Set exercise:
From the economic calendar below, list every release scheduled for Wednesday, with its period.

::: Document

- Mon: Australian Retail Sales (Jul)
- Tue: NBH Announcement, German GfK Consumer Sentiment (Sep), US CaseShiller (Jun) and JOLTS (Jul)
- Wed: Australian CPI (Jul), Spanish Flash CPI (Aug), EZ Sentiment Survey (Aug), US GDP 2nd Estimate (Q2), US ADP National Employment (Aug)
- Thu: ECB Minutes, Japanese Retail Sales (Jul), Chinese Official PMI (Aug), German Retail Sales (Jul)/ Unemployment (Aug), EZ Flash CPI (Aug), US Challenger Layoffs (Aug), US PCE (Jul)
- Fri: Chinese Caixin Manufacturing PMI (Aug), Swiss CPI (Aug), EZ/UK/US Final Manufacturing PMI (Aug), ISM Manufacturing PMI (Aug), US Labour Market Report (Aug), Canadian GDP (Q2)
Note: Previews are listed in day order
Australian Retail Sales (Mon): Retail sales are forecast to rise 0.3% MM in July following a contraction of 0.8% in the previous month. Analysts at Westpac expect a number slightly above market expectations, citing a slight firming in their Westpac Card Tracker in July. “Population growth alone is running at 0.2%mth. As such, even if sales hold flat in real (i.e. inflation-adjusted) per capita terms, total nominal sales would be up about 0.4%mth. We expect that to be broadly the story in July, with a 0.4% rise for the month, the desk adds.

::::::
::: Entries provided

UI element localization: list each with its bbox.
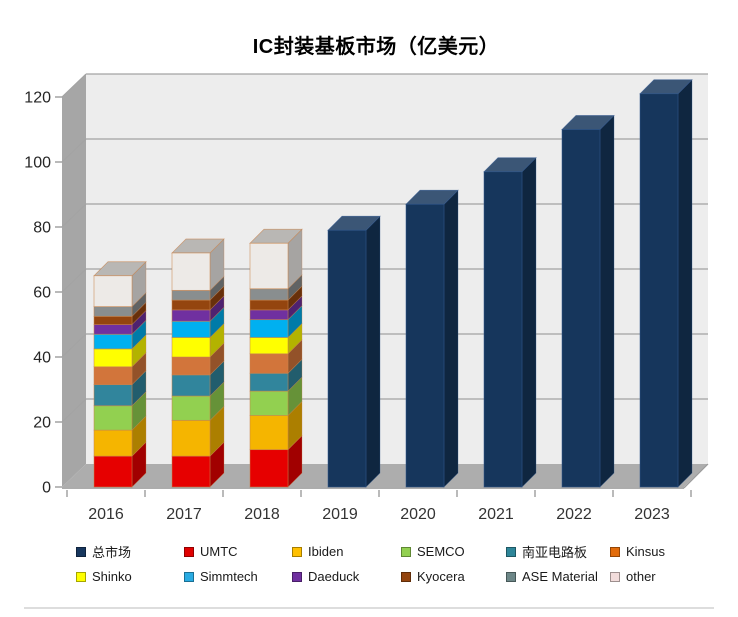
y-tick-label-0: 0 <box>42 480 51 497</box>
y-tick-label-40: 40 <box>33 350 51 367</box>
x-label-2016: 2016 <box>88 506 124 523</box>
x-label-2021: 2021 <box>478 506 514 523</box>
bar-2018-other-segment-front <box>249 242 289 290</box>
bar-2016-UMTC-segment-front <box>93 455 133 488</box>
legend-label-Kyocera: Kyocera <box>417 569 465 584</box>
legend-swatch-SEMCO <box>401 546 411 557</box>
legend-swatch-Simmtech <box>184 571 194 582</box>
x-label-2019: 2019 <box>322 506 358 523</box>
legend-swatch-other <box>610 571 620 582</box>
legend-item-Kinsus: Kinsus <box>610 544 665 559</box>
legend-label-Daeduck: Daeduck <box>308 569 360 584</box>
y-tick-label-60: 60 <box>33 285 51 302</box>
legend-item-SEMCO: SEMCO <box>401 544 465 559</box>
legend-label-Shinko: Shinko <box>92 569 132 584</box>
gridline-leftwall-60 <box>61 268 87 293</box>
legend-swatch-UMTC <box>184 546 194 557</box>
legend-label-SEMCO: SEMCO <box>417 544 465 559</box>
gridline-leftwall-100 <box>61 138 87 163</box>
legend-item-other: other <box>610 569 656 584</box>
gridline-leftwall-120 <box>61 73 87 98</box>
bar-2021-总市场-front <box>483 171 523 488</box>
legend-label-ASE Material: ASE Material <box>522 569 598 584</box>
legend-swatch-Kyocera <box>401 571 411 582</box>
bar-2016-Ibiden-segment-front <box>93 429 133 457</box>
y-tick-label-120: 120 <box>24 90 51 107</box>
legend-label-UMTC: UMTC <box>200 544 238 559</box>
x-label-2022: 2022 <box>556 506 592 523</box>
bar-2022-总市场-front <box>561 129 601 488</box>
gridline-leftwall-80 <box>61 203 87 228</box>
legend-item-Kyocera: Kyocera <box>401 569 465 584</box>
gridline-leftwall-20 <box>61 398 87 423</box>
y-tick-label-80: 80 <box>33 220 51 237</box>
chart-title: IC封装基板市场（亿美元） <box>252 36 500 58</box>
legend-swatch-Kinsus <box>610 546 620 557</box>
bar-2020-总市场-front <box>405 203 445 488</box>
legend-item-Ibiden: Ibiden <box>292 544 343 559</box>
legend-label-总市场: 总市场 <box>92 545 132 560</box>
bar-2019-总市场-front <box>327 229 367 488</box>
legend-label-南亚电路板: 南亚电路板 <box>522 545 588 560</box>
floor-right-edge <box>683 463 709 489</box>
bar-2018-SEMCO-segment-front <box>249 390 289 416</box>
legend-item-UMTC: UMTC <box>184 544 238 559</box>
bar-2017-other-segment-front <box>171 252 211 291</box>
legend-swatch-总市场 <box>76 546 86 557</box>
legend-item-Daeduck: Daeduck <box>292 569 359 584</box>
legend-label-Kinsus: Kinsus <box>626 544 666 559</box>
legend-item-南亚电路板: 南亚电路板 <box>506 544 588 560</box>
legend-swatch-Ibiden <box>292 546 302 557</box>
bar-2023-总市场-front <box>639 93 679 488</box>
x-label-2020: 2020 <box>400 506 436 523</box>
legend-label-other: other <box>626 569 656 584</box>
legend-label-Simmtech: Simmtech <box>200 569 258 584</box>
bar-2016-other-segment-front <box>93 275 133 308</box>
legend-item-Shinko: Shinko <box>76 569 132 584</box>
legend-label-Ibiden: Ibiden <box>308 544 344 559</box>
legend-item-Simmtech: Simmtech <box>184 569 258 584</box>
legend-swatch-Daeduck <box>292 571 302 582</box>
x-label-2017: 2017 <box>166 506 202 523</box>
bar-2016-SEMCO-segment-front <box>93 405 133 431</box>
legend-swatch-南亚电路板 <box>506 546 516 557</box>
x-label-2018: 2018 <box>244 506 280 523</box>
bar-2018-Ibiden-segment-front <box>249 415 289 451</box>
bar-2017-UMTC-segment-front <box>171 455 211 488</box>
bar-2017-SEMCO-segment-front <box>171 395 211 421</box>
legend-item-总市场: 总市场 <box>76 544 132 560</box>
gridline-leftwall-40 <box>61 333 87 358</box>
legend-item-ASE Material: ASE Material <box>506 569 598 584</box>
legend-swatch-Shinko <box>76 571 86 582</box>
legend-swatch-ASE Material <box>506 571 516 582</box>
chart-3d-plot: 0 20 40 60 80 100 120 2016 2017 2018 2019 2020 2021 2… <box>24 73 709 523</box>
bar-2018-UMTC-segment-front <box>249 449 289 488</box>
x-label-2023: 2023 <box>634 506 670 523</box>
bottom-divider <box>24 607 714 609</box>
y-tick-label-100: 100 <box>24 155 51 172</box>
y-tick-label-20: 20 <box>33 415 51 432</box>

::::::

The completed task:
- Australian CPI (Jul)
- Spanish Flash CPI (Aug)
- EZ Sentiment Survey (Aug)
- US GDP 2nd Estimate (Q2)
- US ADP National Employment (Aug)